-- Begin THE INPUT --
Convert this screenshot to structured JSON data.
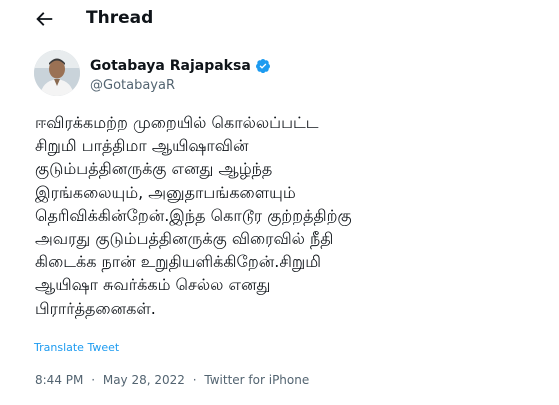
{
  "header": {
    "title": "Thread",
    "back_icon": "arrow-left-icon"
  },
  "author": {
    "name": "Gotabaya Rajapaksa",
    "handle": "@GotabayaR",
    "verified_icon": "verified-badge-icon",
    "verified_color": "#1d9bf0"
  },
  "tweet": {
    "lines": [
      "ஈவிரக்கமற்ற முறையில் கொல்லப்பட்ட",
      "சிறுமி பாத்திமா ஆயிஷாவின்",
      "குடும்பத்தினருக்கு எனது ஆழ்ந்த",
      "இரங்கலையும், அனுதாபங்களையும்",
      "தெரிவிக்கின்றேன்.இந்த கொடூர குற்றத்திற்கு",
      "அவரது குடும்பத்தினருக்கு விரைவில் நீதி",
      "கிடைக்க நான் உறுதியளிக்கிறேன்.சிறுமி",
      "ஆயிஷா சுவர்க்கம் செல்ல எனது",
      "பிரார்த்தனைகள்."
    ],
    "translate_label": "Translate Tweet"
  },
  "meta": {
    "time": "8:44 PM",
    "separator1": "·",
    "date": "May 28, 2022",
    "separator2": "·",
    "source": "Twitter for iPhone"
  },
  "colors": {
    "text": "#0f1419",
    "secondary": "#536471",
    "accent": "#1d9bf0"
  }
}
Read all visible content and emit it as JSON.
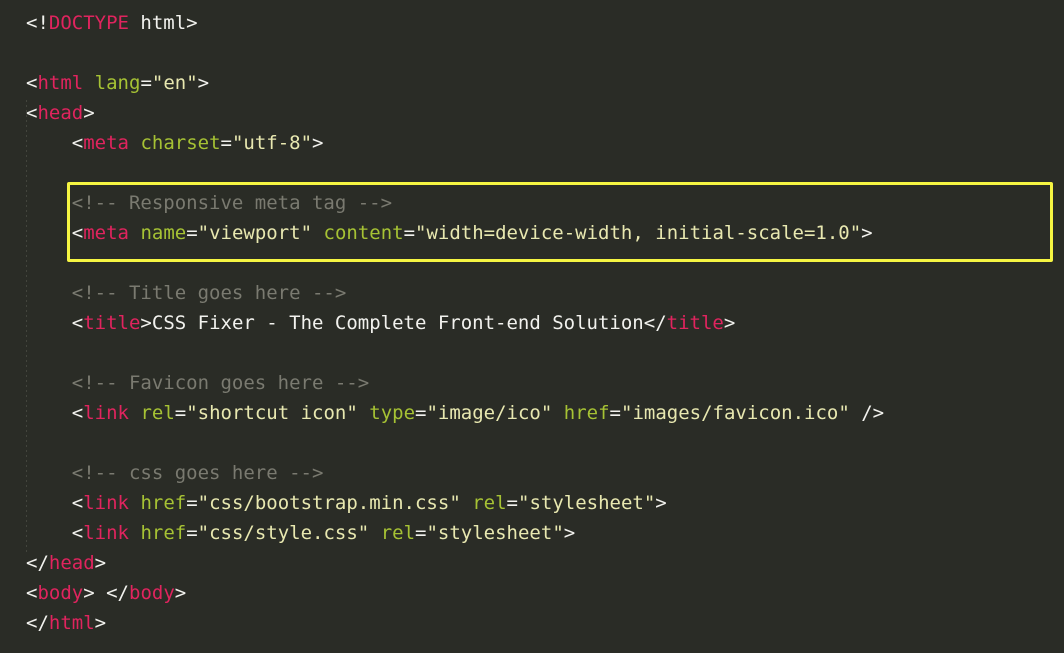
{
  "editor": {
    "language": "html",
    "background_color": "#2a2c26",
    "default_text_color": "#f2f2ee",
    "font_size_px": 19,
    "line_height_px": 30,
    "colors": {
      "tag": "#e0245e",
      "attribute_name": "#a6c234",
      "attribute_value": "#e8e8b0",
      "comment": "#7a7a70",
      "punctuation": "#f2f2ee",
      "text": "#f2f2ee",
      "highlight_border": "#f5f542",
      "indent_guide": "#43453d"
    }
  },
  "highlight": {
    "label": "viewport-meta-emphasis",
    "border_color": "#f5f542",
    "covers_lines": [
      6,
      7
    ]
  },
  "code": {
    "lines": [
      {
        "n": 1,
        "text": "<!DOCTYPE html>",
        "tokens": [
          {
            "t": "punct",
            "v": "<!"
          },
          {
            "t": "tag",
            "v": "DOCTYPE"
          },
          {
            "t": "text",
            "v": " html"
          },
          {
            "t": "punct",
            "v": ">"
          }
        ]
      },
      {
        "n": 2,
        "text": "",
        "tokens": []
      },
      {
        "n": 3,
        "text": "<html lang=\"en\">",
        "tokens": [
          {
            "t": "punct",
            "v": "<"
          },
          {
            "t": "tag",
            "v": "html"
          },
          {
            "t": "text",
            "v": " "
          },
          {
            "t": "attr",
            "v": "lang"
          },
          {
            "t": "punct",
            "v": "="
          },
          {
            "t": "string",
            "v": "\"en\""
          },
          {
            "t": "punct",
            "v": ">"
          }
        ]
      },
      {
        "n": 4,
        "text": "<head>",
        "tokens": [
          {
            "t": "punct",
            "v": "<"
          },
          {
            "t": "tag",
            "v": "head"
          },
          {
            "t": "punct",
            "v": ">"
          }
        ]
      },
      {
        "n": 5,
        "text": "    <meta charset=\"utf-8\">",
        "tokens": [
          {
            "t": "text",
            "v": "    "
          },
          {
            "t": "punct",
            "v": "<"
          },
          {
            "t": "tag",
            "v": "meta"
          },
          {
            "t": "text",
            "v": " "
          },
          {
            "t": "attr",
            "v": "charset"
          },
          {
            "t": "punct",
            "v": "="
          },
          {
            "t": "string",
            "v": "\"utf-8\""
          },
          {
            "t": "punct",
            "v": ">"
          }
        ]
      },
      {
        "n": 6,
        "text": "",
        "tokens": []
      },
      {
        "n": 7,
        "text": "    <!-- Responsive meta tag -->",
        "tokens": [
          {
            "t": "text",
            "v": "    "
          },
          {
            "t": "comment",
            "v": "<!-- Responsive meta tag -->"
          }
        ]
      },
      {
        "n": 8,
        "text": "    <meta name=\"viewport\" content=\"width=device-width, initial-scale=1.0\">",
        "tokens": [
          {
            "t": "text",
            "v": "    "
          },
          {
            "t": "punct",
            "v": "<"
          },
          {
            "t": "tag",
            "v": "meta"
          },
          {
            "t": "text",
            "v": " "
          },
          {
            "t": "attr",
            "v": "name"
          },
          {
            "t": "punct",
            "v": "="
          },
          {
            "t": "string",
            "v": "\"viewport\""
          },
          {
            "t": "text",
            "v": " "
          },
          {
            "t": "attr",
            "v": "content"
          },
          {
            "t": "punct",
            "v": "="
          },
          {
            "t": "string",
            "v": "\"width=device-width, initial-scale=1.0\""
          },
          {
            "t": "punct",
            "v": ">"
          }
        ]
      },
      {
        "n": 9,
        "text": "",
        "tokens": []
      },
      {
        "n": 10,
        "text": "    <!-- Title goes here -->",
        "tokens": [
          {
            "t": "text",
            "v": "    "
          },
          {
            "t": "comment",
            "v": "<!-- Title goes here -->"
          }
        ]
      },
      {
        "n": 11,
        "text": "    <title>CSS Fixer - The Complete Front-end Solution</title>",
        "tokens": [
          {
            "t": "text",
            "v": "    "
          },
          {
            "t": "punct",
            "v": "<"
          },
          {
            "t": "tag",
            "v": "title"
          },
          {
            "t": "punct",
            "v": ">"
          },
          {
            "t": "text",
            "v": "CSS Fixer - The Complete Front-end Solution"
          },
          {
            "t": "punct",
            "v": "</"
          },
          {
            "t": "tag",
            "v": "title"
          },
          {
            "t": "punct",
            "v": ">"
          }
        ]
      },
      {
        "n": 12,
        "text": "",
        "tokens": []
      },
      {
        "n": 13,
        "text": "    <!-- Favicon goes here -->",
        "tokens": [
          {
            "t": "text",
            "v": "    "
          },
          {
            "t": "comment",
            "v": "<!-- Favicon goes here -->"
          }
        ]
      },
      {
        "n": 14,
        "text": "    <link rel=\"shortcut icon\" type=\"image/ico\" href=\"images/favicon.ico\" />",
        "tokens": [
          {
            "t": "text",
            "v": "    "
          },
          {
            "t": "punct",
            "v": "<"
          },
          {
            "t": "tag",
            "v": "link"
          },
          {
            "t": "text",
            "v": " "
          },
          {
            "t": "attr",
            "v": "rel"
          },
          {
            "t": "punct",
            "v": "="
          },
          {
            "t": "string",
            "v": "\"shortcut icon\""
          },
          {
            "t": "text",
            "v": " "
          },
          {
            "t": "attr",
            "v": "type"
          },
          {
            "t": "punct",
            "v": "="
          },
          {
            "t": "string",
            "v": "\"image/ico\""
          },
          {
            "t": "text",
            "v": " "
          },
          {
            "t": "attr",
            "v": "href"
          },
          {
            "t": "punct",
            "v": "="
          },
          {
            "t": "string",
            "v": "\"images/favicon.ico\""
          },
          {
            "t": "punct",
            "v": " />"
          }
        ]
      },
      {
        "n": 15,
        "text": "",
        "tokens": []
      },
      {
        "n": 16,
        "text": "    <!-- css goes here -->",
        "tokens": [
          {
            "t": "text",
            "v": "    "
          },
          {
            "t": "comment",
            "v": "<!-- css goes here -->"
          }
        ]
      },
      {
        "n": 17,
        "text": "    <link href=\"css/bootstrap.min.css\" rel=\"stylesheet\">",
        "tokens": [
          {
            "t": "text",
            "v": "    "
          },
          {
            "t": "punct",
            "v": "<"
          },
          {
            "t": "tag",
            "v": "link"
          },
          {
            "t": "text",
            "v": " "
          },
          {
            "t": "attr",
            "v": "href"
          },
          {
            "t": "punct",
            "v": "="
          },
          {
            "t": "string",
            "v": "\"css/bootstrap.min.css\""
          },
          {
            "t": "text",
            "v": " "
          },
          {
            "t": "attr",
            "v": "rel"
          },
          {
            "t": "punct",
            "v": "="
          },
          {
            "t": "string",
            "v": "\"stylesheet\""
          },
          {
            "t": "punct",
            "v": ">"
          }
        ]
      },
      {
        "n": 18,
        "text": "    <link href=\"css/style.css\" rel=\"stylesheet\">",
        "tokens": [
          {
            "t": "text",
            "v": "    "
          },
          {
            "t": "punct",
            "v": "<"
          },
          {
            "t": "tag",
            "v": "link"
          },
          {
            "t": "text",
            "v": " "
          },
          {
            "t": "attr",
            "v": "href"
          },
          {
            "t": "punct",
            "v": "="
          },
          {
            "t": "string",
            "v": "\"css/style.css\""
          },
          {
            "t": "text",
            "v": " "
          },
          {
            "t": "attr",
            "v": "rel"
          },
          {
            "t": "punct",
            "v": "="
          },
          {
            "t": "string",
            "v": "\"stylesheet\""
          },
          {
            "t": "punct",
            "v": ">"
          }
        ]
      },
      {
        "n": 19,
        "text": "</head>",
        "tokens": [
          {
            "t": "punct",
            "v": "</"
          },
          {
            "t": "tag",
            "v": "head"
          },
          {
            "t": "punct",
            "v": ">"
          }
        ]
      },
      {
        "n": 20,
        "text": "<body> </body>",
        "tokens": [
          {
            "t": "punct",
            "v": "<"
          },
          {
            "t": "tag",
            "v": "body"
          },
          {
            "t": "punct",
            "v": "> "
          },
          {
            "t": "punct",
            "v": "</"
          },
          {
            "t": "tag",
            "v": "body"
          },
          {
            "t": "punct",
            "v": ">"
          }
        ]
      },
      {
        "n": 21,
        "text": "</html>",
        "tokens": [
          {
            "t": "punct",
            "v": "</"
          },
          {
            "t": "tag",
            "v": "html"
          },
          {
            "t": "punct",
            "v": ">"
          }
        ]
      }
    ]
  }
}
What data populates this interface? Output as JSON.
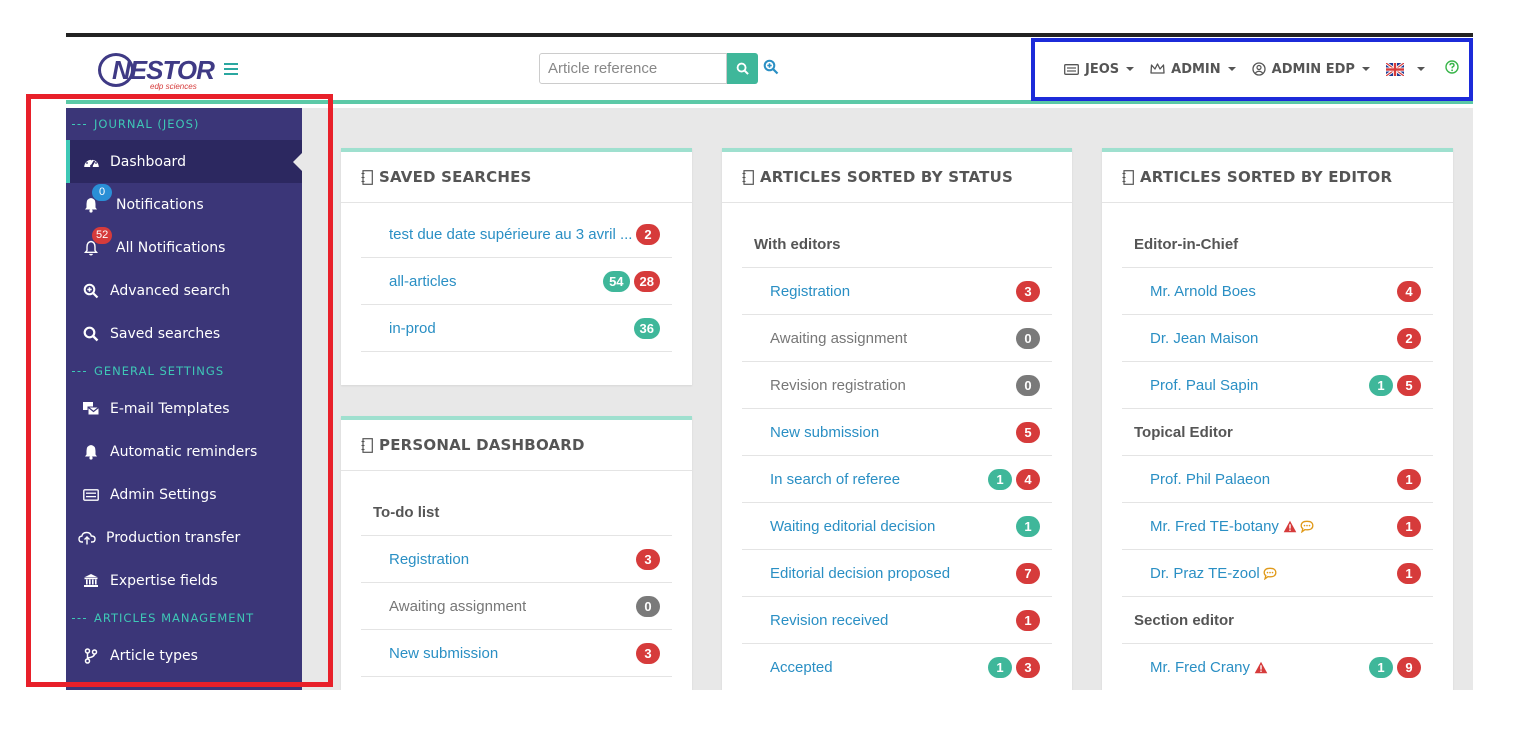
{
  "header": {
    "logo_text": "NESTOR",
    "logo_sub": "edp sciences",
    "search_placeholder": "Article reference",
    "menus": [
      {
        "label": "JEOS",
        "icon": "card-icon"
      },
      {
        "label": "ADMIN",
        "icon": "crown-icon"
      },
      {
        "label": "ADMIN EDP",
        "icon": "user-circle-icon"
      }
    ],
    "language_icon": "uk-flag-icon",
    "help_icon": "help-icon"
  },
  "sidebar": {
    "sections": [
      {
        "title": "JOURNAL (JEOS)",
        "items": [
          {
            "label": "Dashboard",
            "icon": "dashboard-icon",
            "active": true
          },
          {
            "label": "Notifications",
            "icon": "bell-icon",
            "badge": "0"
          },
          {
            "label": "All Notifications",
            "icon": "bell-outline-icon",
            "badge": "52"
          },
          {
            "label": "Advanced search",
            "icon": "zoom-in-icon"
          },
          {
            "label": "Saved searches",
            "icon": "search-icon"
          }
        ]
      },
      {
        "title": "GENERAL SETTINGS",
        "items": [
          {
            "label": "E-mail Templates",
            "icon": "mail-templates-icon"
          },
          {
            "label": "Automatic reminders",
            "icon": "bell-icon"
          },
          {
            "label": "Admin Settings",
            "icon": "card-icon"
          },
          {
            "label": "Production transfer",
            "icon": "cloud-upload-icon"
          },
          {
            "label": "Expertise fields",
            "icon": "institution-icon"
          }
        ]
      },
      {
        "title": "ARTICLES MANAGEMENT",
        "items": [
          {
            "label": "Article types",
            "icon": "branch-icon"
          }
        ]
      }
    ]
  },
  "cards": {
    "saved_searches": {
      "title": "SAVED SEARCHES",
      "rows": [
        {
          "label": "test due date supérieure au 3 avril ...",
          "badges": [
            {
              "v": "2",
              "c": "red"
            }
          ]
        },
        {
          "label": "all-articles",
          "badges": [
            {
              "v": "54",
              "c": "green"
            },
            {
              "v": "28",
              "c": "red"
            }
          ]
        },
        {
          "label": "in-prod",
          "badges": [
            {
              "v": "36",
              "c": "green"
            }
          ]
        }
      ]
    },
    "personal_dashboard": {
      "title": "PERSONAL DASHBOARD",
      "group": "To-do list",
      "rows": [
        {
          "label": "Registration",
          "link": true,
          "badges": [
            {
              "v": "3",
              "c": "red"
            }
          ]
        },
        {
          "label": "Awaiting assignment",
          "link": false,
          "badges": [
            {
              "v": "0",
              "c": "grey"
            }
          ]
        },
        {
          "label": "New submission",
          "link": true,
          "badges": [
            {
              "v": "3",
              "c": "red"
            }
          ]
        }
      ]
    },
    "by_status": {
      "title": "ARTICLES SORTED BY STATUS",
      "group": "With editors",
      "rows": [
        {
          "label": "Registration",
          "link": true,
          "badges": [
            {
              "v": "3",
              "c": "red"
            }
          ]
        },
        {
          "label": "Awaiting assignment",
          "link": false,
          "badges": [
            {
              "v": "0",
              "c": "grey"
            }
          ]
        },
        {
          "label": "Revision registration",
          "link": false,
          "badges": [
            {
              "v": "0",
              "c": "grey"
            }
          ]
        },
        {
          "label": "New submission",
          "link": true,
          "badges": [
            {
              "v": "5",
              "c": "red"
            }
          ]
        },
        {
          "label": "In search of referee",
          "link": true,
          "badges": [
            {
              "v": "1",
              "c": "green"
            },
            {
              "v": "4",
              "c": "red"
            }
          ]
        },
        {
          "label": "Waiting editorial decision",
          "link": true,
          "badges": [
            {
              "v": "1",
              "c": "green"
            }
          ]
        },
        {
          "label": "Editorial decision proposed",
          "link": true,
          "badges": [
            {
              "v": "7",
              "c": "red"
            }
          ]
        },
        {
          "label": "Revision received",
          "link": true,
          "badges": [
            {
              "v": "1",
              "c": "red"
            }
          ]
        },
        {
          "label": "Accepted",
          "link": true,
          "badges": [
            {
              "v": "1",
              "c": "green"
            },
            {
              "v": "3",
              "c": "red"
            }
          ]
        }
      ]
    },
    "by_editor": {
      "title": "ARTICLES SORTED BY EDITOR",
      "groups": [
        {
          "title": "Editor-in-Chief",
          "rows": [
            {
              "label": "Mr. Arnold Boes",
              "badges": [
                {
                  "v": "4",
                  "c": "red"
                }
              ]
            },
            {
              "label": "Dr. Jean Maison",
              "badges": [
                {
                  "v": "2",
                  "c": "red"
                }
              ]
            },
            {
              "label": "Prof. Paul Sapin",
              "badges": [
                {
                  "v": "1",
                  "c": "green"
                },
                {
                  "v": "5",
                  "c": "red"
                }
              ]
            }
          ]
        },
        {
          "title": "Topical Editor",
          "rows": [
            {
              "label": "Prof. Phil Palaeon",
              "badges": [
                {
                  "v": "1",
                  "c": "red"
                }
              ]
            },
            {
              "label": "Mr. Fred TE-botany",
              "warn": true,
              "comment": true,
              "badges": [
                {
                  "v": "1",
                  "c": "red"
                }
              ]
            },
            {
              "label": "Dr. Praz TE-zool",
              "comment": true,
              "badges": [
                {
                  "v": "1",
                  "c": "red"
                }
              ]
            }
          ]
        },
        {
          "title": "Section editor",
          "rows": [
            {
              "label": "Mr. Fred Crany",
              "warn": true,
              "badges": [
                {
                  "v": "1",
                  "c": "green"
                },
                {
                  "v": "9",
                  "c": "red"
                }
              ]
            }
          ]
        }
      ]
    }
  },
  "colors": {
    "sidebar_bg": "#3b3678",
    "accent": "#3ec8b6",
    "link": "#2a8fc4",
    "badge_red": "#d63b3b",
    "badge_green": "#3fb79a",
    "highlight_red": "#e8202a",
    "highlight_blue": "#1c2bd9"
  }
}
-- End THE INPUT --
**PROBLEM TO WORK ON:**
Read through the lines above and collect those that contain the string "shortcut".

**ANSWER IN FULL:**
        "text": "    <link rel=\"shortcut icon\" type=\"image/ico\" href=\"images/favicon.ico\" />",
            "v": "\"shortcut icon\""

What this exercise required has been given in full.